**Given problem**
Gather, from the listing beneath this task, every line holding the string "team".

**Available data**
_ _ _ _ _ _ _

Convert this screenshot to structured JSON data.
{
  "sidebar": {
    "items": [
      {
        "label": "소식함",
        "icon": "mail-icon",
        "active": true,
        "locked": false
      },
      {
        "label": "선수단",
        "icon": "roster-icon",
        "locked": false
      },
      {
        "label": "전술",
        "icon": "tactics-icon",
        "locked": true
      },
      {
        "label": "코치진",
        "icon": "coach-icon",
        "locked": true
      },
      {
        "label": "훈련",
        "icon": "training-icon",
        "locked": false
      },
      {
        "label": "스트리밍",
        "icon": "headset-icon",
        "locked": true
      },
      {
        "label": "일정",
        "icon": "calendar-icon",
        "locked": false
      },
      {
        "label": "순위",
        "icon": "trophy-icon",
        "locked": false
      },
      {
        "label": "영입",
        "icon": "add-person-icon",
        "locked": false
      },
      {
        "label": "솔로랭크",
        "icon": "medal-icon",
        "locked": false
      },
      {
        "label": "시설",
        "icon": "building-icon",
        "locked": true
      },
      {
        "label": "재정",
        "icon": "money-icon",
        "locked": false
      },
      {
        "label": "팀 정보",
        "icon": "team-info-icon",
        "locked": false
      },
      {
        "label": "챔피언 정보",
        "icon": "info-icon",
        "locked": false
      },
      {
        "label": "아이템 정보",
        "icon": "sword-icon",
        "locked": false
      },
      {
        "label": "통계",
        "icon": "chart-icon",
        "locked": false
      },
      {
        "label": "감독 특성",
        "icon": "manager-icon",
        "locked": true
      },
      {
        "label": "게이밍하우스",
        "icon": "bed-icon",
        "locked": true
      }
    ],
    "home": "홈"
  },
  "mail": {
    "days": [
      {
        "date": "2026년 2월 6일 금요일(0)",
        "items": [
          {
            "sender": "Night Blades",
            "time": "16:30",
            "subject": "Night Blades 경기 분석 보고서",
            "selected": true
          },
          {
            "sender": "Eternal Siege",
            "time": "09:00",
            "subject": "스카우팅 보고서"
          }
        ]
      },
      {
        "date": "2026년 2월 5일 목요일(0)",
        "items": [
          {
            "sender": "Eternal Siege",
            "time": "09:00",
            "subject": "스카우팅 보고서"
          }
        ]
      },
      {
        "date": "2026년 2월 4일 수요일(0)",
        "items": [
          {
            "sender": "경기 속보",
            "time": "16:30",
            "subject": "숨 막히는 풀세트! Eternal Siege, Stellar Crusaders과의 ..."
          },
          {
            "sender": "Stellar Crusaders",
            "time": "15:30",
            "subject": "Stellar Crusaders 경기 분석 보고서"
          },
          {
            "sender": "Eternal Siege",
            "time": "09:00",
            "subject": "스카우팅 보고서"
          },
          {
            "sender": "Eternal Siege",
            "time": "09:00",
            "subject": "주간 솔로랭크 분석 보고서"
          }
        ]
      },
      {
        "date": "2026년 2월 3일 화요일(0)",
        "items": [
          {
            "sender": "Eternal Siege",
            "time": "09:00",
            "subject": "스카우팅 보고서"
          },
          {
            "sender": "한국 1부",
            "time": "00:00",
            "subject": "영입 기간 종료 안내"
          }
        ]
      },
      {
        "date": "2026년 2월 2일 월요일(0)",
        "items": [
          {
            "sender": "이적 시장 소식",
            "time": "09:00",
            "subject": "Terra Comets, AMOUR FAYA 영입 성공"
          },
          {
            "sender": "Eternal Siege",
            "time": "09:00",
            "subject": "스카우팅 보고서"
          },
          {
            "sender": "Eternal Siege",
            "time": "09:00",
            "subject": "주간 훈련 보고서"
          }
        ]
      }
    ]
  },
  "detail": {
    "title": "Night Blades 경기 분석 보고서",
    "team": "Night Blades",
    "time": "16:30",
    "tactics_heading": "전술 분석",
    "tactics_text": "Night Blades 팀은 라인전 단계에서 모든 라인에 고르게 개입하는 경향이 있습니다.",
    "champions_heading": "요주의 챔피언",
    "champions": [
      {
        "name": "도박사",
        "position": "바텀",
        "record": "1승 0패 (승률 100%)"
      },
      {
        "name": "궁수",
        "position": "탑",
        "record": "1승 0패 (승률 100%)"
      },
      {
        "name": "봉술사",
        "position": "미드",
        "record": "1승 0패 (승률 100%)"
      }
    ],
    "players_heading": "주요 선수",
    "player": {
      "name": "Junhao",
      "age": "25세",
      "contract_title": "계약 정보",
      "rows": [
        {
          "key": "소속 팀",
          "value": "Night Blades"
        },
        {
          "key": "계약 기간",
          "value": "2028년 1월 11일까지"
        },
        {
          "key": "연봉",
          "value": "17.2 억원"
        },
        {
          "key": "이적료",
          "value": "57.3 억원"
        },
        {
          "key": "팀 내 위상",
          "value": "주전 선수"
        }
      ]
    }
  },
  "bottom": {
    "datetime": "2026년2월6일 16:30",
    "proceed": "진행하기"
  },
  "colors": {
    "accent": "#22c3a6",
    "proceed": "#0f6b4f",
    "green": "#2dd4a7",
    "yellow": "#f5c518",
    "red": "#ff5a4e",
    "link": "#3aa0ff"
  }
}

_ _ _ _ _ _ _

**Full solution**
        "icon": "team-info-icon",
    "team": "Night Blades",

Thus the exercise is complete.